───── Information provided
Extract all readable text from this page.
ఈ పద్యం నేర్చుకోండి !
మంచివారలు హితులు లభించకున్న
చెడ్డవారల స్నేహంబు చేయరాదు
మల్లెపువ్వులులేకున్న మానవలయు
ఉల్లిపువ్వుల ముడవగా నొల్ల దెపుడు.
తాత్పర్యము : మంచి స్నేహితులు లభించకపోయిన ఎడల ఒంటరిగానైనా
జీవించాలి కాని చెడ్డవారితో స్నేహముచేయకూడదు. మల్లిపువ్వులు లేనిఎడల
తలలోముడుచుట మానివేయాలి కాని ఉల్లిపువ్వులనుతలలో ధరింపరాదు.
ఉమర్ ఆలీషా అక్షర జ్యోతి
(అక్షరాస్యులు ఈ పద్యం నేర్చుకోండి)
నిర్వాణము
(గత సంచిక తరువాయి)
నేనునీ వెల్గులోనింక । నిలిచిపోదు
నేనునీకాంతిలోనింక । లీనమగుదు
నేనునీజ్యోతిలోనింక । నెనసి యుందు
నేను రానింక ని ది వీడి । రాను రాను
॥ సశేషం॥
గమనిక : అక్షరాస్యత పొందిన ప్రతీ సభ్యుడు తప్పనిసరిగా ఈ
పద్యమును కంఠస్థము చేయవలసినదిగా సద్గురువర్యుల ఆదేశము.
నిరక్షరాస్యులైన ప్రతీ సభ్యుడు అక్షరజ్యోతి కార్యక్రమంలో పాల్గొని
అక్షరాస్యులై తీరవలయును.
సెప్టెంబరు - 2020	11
──────────
───── Information provided
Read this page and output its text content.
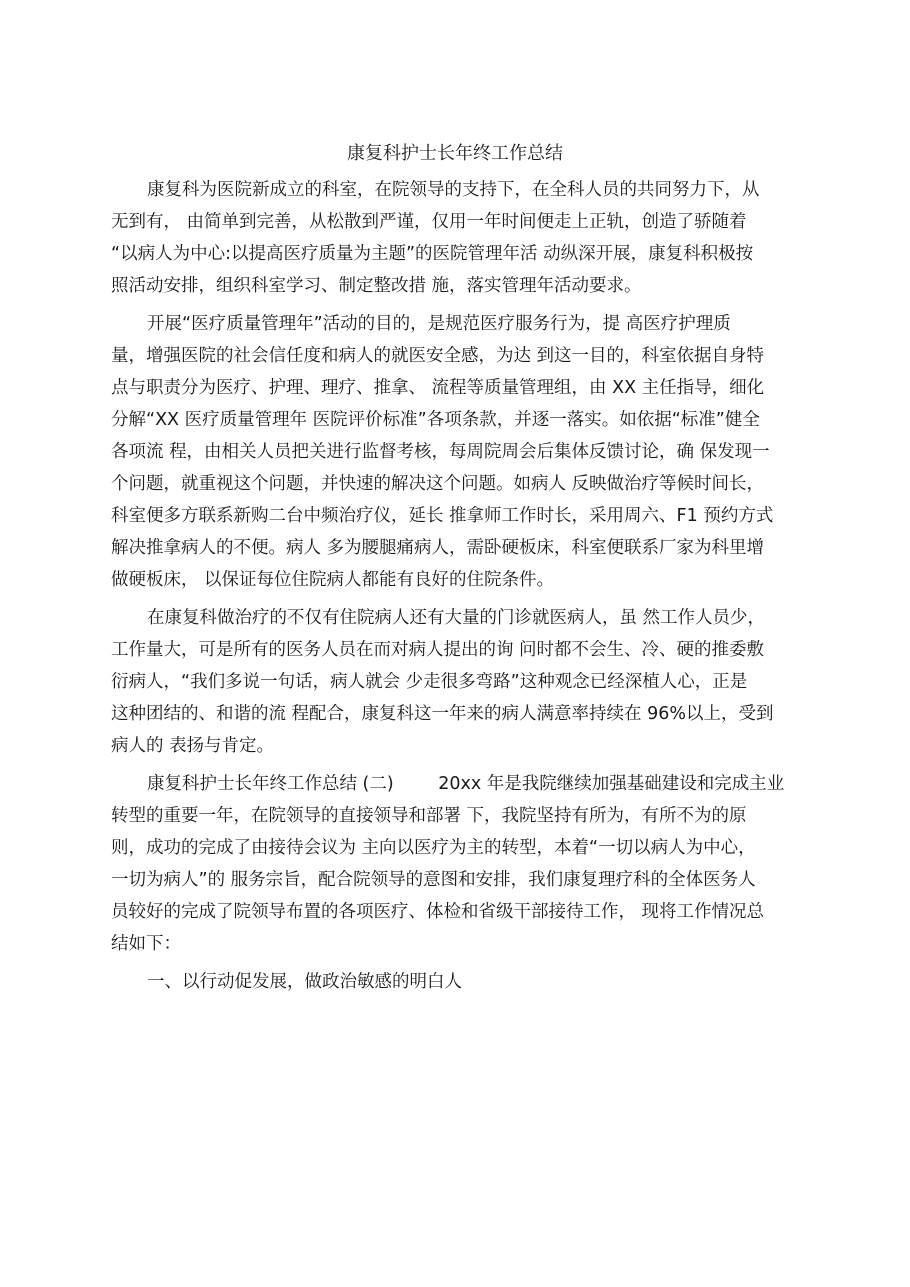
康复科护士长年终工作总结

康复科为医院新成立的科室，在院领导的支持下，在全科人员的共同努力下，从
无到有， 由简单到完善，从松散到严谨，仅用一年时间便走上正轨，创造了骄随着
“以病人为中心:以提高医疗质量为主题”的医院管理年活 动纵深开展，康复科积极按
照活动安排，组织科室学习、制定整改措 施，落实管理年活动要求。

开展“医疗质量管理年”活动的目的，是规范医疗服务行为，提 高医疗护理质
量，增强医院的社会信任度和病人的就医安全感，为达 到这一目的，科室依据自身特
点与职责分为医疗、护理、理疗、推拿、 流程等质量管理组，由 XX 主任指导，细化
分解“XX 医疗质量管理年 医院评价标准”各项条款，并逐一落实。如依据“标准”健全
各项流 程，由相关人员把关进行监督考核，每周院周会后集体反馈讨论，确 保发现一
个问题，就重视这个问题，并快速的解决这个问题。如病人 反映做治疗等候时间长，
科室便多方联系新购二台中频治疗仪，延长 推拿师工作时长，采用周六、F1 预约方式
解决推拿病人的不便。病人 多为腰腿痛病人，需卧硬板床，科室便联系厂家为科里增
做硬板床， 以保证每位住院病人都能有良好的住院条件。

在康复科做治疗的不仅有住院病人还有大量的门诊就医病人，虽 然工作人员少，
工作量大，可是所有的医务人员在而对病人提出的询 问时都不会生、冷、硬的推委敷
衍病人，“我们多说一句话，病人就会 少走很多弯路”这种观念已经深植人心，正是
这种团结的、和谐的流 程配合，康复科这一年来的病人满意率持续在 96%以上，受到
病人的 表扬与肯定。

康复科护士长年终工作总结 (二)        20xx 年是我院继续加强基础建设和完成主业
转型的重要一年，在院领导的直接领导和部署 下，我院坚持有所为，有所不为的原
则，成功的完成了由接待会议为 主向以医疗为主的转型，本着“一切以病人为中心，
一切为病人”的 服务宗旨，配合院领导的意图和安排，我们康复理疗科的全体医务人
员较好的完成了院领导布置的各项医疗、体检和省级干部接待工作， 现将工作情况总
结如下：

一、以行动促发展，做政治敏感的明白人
──────────
(Stated exercise) Pull out every line in the data above that has the word "this".

(Worked answer)
Extract all readable text from this page.
Read this page and output its text content.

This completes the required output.